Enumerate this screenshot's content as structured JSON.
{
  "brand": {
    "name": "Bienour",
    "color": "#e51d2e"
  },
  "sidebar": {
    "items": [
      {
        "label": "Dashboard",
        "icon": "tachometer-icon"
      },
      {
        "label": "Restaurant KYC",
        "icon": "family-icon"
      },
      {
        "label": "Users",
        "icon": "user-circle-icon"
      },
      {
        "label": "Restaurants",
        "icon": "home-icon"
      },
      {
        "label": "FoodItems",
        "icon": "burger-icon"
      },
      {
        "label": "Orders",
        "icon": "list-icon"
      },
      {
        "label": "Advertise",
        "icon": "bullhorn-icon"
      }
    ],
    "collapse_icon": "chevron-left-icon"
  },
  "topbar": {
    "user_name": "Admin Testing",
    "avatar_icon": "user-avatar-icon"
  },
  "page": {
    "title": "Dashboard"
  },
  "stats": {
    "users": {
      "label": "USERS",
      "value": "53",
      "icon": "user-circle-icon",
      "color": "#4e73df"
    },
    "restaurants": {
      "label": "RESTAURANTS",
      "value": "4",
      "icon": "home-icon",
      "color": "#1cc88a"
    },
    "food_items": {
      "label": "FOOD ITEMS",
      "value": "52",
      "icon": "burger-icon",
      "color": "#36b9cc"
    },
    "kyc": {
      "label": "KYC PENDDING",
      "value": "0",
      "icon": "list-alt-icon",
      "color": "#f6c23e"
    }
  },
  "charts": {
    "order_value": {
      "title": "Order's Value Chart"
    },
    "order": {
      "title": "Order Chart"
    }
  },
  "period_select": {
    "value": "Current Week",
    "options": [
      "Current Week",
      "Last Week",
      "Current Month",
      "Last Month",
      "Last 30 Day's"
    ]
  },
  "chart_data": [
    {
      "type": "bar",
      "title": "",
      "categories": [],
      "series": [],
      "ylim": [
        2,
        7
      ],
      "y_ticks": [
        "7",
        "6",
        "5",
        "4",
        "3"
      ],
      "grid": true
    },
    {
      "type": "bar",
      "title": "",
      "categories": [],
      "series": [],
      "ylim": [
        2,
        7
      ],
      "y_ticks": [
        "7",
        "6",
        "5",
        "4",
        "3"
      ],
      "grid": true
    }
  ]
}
+++
- Problem to work on -
Extract all of the data shown above and repeat it verbatim.

- Full solution -
Enumerate this screenshot's content as structured JSON.
{
  "brand": {
    "name": "Bienour",
    "color": "#e51d2e"
  },
  "sidebar": {
    "items": [
      {
        "label": "Dashboard",
        "icon": "tachometer-icon"
      },
      {
        "label": "Restaurant KYC",
        "icon": "family-icon"
      },
      {
        "label": "Users",
        "icon": "user-circle-icon"
      },
      {
        "label": "Restaurants",
        "icon": "home-icon"
      },
      {
        "label": "FoodItems",
        "icon": "burger-icon"
      },
      {
        "label": "Orders",
        "icon": "list-icon"
      },
      {
        "label": "Advertise",
        "icon": "bullhorn-icon"
      }
    ],
    "collapse_icon": "chevron-left-icon"
  },
  "topbar": {
    "user_name": "Admin Testing",
    "avatar_icon": "user-avatar-icon"
  },
  "page": {
    "title": "Dashboard"
  },
  "stats": {
    "users": {
      "label": "USERS",
      "value": "53",
      "icon": "user-circle-icon",
      "color": "#4e73df"
    },
    "restaurants": {
      "label": "RESTAURANTS",
      "value": "4",
      "icon": "home-icon",
      "color": "#1cc88a"
    },
    "food_items": {
      "label": "FOOD ITEMS",
      "value": "52",
      "icon": "burger-icon",
      "color": "#36b9cc"
    },
    "kyc": {
      "label": "KYC PENDDING",
      "value": "0",
      "icon": "list-alt-icon",
      "color": "#f6c23e"
    }
  },
  "charts": {
    "order_value": {
      "title": "Order's Value Chart"
    },
    "order": {
      "title": "Order Chart"
    }
  },
  "period_select": {
    "value": "Current Week",
    "options": [
      "Current Week",
      "Last Week",
      "Current Month",
      "Last Month",
      "Last 30 Day's"
    ]
  },
  "chart_data": [
    {
      "type": "bar",
      "title": "",
      "categories": [],
      "series": [],
      "ylim": [
        2,
        7
      ],
      "y_ticks": [
        "7",
        "6",
        "5",
        "4",
        "3"
      ],
      "grid": true
    },
    {
      "type": "bar",
      "title": "",
      "categories": [],
      "series": [],
      "ylim": [
        2,
        7
      ],
      "y_ticks": [
        "7",
        "6",
        "5",
        "4",
        "3"
      ],
      "grid": true
    }
  ]
}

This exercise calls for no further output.